WRITTEN TASK – Set down the material below in full, matching it exactly.

EXTRACTED MATERIAL –

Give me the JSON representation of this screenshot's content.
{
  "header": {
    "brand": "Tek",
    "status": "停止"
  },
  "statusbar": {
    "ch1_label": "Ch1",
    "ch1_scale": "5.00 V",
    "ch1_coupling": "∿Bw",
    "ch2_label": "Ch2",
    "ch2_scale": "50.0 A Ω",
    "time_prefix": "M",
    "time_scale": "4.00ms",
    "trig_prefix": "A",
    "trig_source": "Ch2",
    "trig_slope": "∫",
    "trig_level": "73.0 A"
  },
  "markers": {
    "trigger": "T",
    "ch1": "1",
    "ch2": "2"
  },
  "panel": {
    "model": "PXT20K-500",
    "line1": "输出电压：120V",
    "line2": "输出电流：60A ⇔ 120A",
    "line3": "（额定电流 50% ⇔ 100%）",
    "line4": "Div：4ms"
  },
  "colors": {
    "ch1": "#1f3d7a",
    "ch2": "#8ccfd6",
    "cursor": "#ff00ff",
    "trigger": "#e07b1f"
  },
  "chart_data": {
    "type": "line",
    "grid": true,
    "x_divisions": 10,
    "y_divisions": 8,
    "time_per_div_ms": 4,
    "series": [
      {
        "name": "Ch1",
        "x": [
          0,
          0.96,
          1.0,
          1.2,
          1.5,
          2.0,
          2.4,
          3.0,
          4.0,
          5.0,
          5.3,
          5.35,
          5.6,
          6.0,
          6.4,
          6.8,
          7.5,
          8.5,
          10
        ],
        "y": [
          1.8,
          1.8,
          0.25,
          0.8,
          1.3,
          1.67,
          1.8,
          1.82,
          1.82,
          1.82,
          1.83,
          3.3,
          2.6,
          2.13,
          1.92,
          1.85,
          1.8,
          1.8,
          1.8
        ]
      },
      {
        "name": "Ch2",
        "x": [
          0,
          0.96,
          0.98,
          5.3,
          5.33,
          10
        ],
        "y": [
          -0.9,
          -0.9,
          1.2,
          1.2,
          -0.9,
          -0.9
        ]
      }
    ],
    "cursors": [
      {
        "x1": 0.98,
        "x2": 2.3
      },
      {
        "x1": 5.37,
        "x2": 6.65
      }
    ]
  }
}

RESULT OF THE EXERCISE –
Give me the JSON representation of this screenshot's content.
{
  "header": {
    "brand": "Tek",
    "status": "停止"
  },
  "statusbar": {
    "ch1_label": "Ch1",
    "ch1_scale": "5.00 V",
    "ch1_coupling": "∿Bw",
    "ch2_label": "Ch2",
    "ch2_scale": "50.0 A Ω",
    "time_prefix": "M",
    "time_scale": "4.00ms",
    "trig_prefix": "A",
    "trig_source": "Ch2",
    "trig_slope": "∫",
    "trig_level": "73.0 A"
  },
  "markers": {
    "trigger": "T",
    "ch1": "1",
    "ch2": "2"
  },
  "panel": {
    "model": "PXT20K-500",
    "line1": "输出电压：120V",
    "line2": "输出电流：60A ⇔ 120A",
    "line3": "（额定电流 50% ⇔ 100%）",
    "line4": "Div：4ms"
  },
  "colors": {
    "ch1": "#1f3d7a",
    "ch2": "#8ccfd6",
    "cursor": "#ff00ff",
    "trigger": "#e07b1f"
  },
  "chart_data": {
    "type": "line",
    "grid": true,
    "x_divisions": 10,
    "y_divisions": 8,
    "time_per_div_ms": 4,
    "series": [
      {
        "name": "Ch1",
        "x": [
          0,
          0.96,
          1.0,
          1.2,
          1.5,
          2.0,
          2.4,
          3.0,
          4.0,
          5.0,
          5.3,
          5.35,
          5.6,
          6.0,
          6.4,
          6.8,
          7.5,
          8.5,
          10
        ],
        "y": [
          1.8,
          1.8,
          0.25,
          0.8,
          1.3,
          1.67,
          1.8,
          1.82,
          1.82,
          1.82,
          1.83,
          3.3,
          2.6,
          2.13,
          1.92,
          1.85,
          1.8,
          1.8,
          1.8
        ]
      },
      {
        "name": "Ch2",
        "x": [
          0,
          0.96,
          0.98,
          5.3,
          5.33,
          10
        ],
        "y": [
          -0.9,
          -0.9,
          1.2,
          1.2,
          -0.9,
          -0.9
        ]
      }
    ],
    "cursors": [
      {
        "x1": 0.98,
        "x2": 2.3
      },
      {
        "x1": 5.37,
        "x2": 6.65
      }
    ]
  }
}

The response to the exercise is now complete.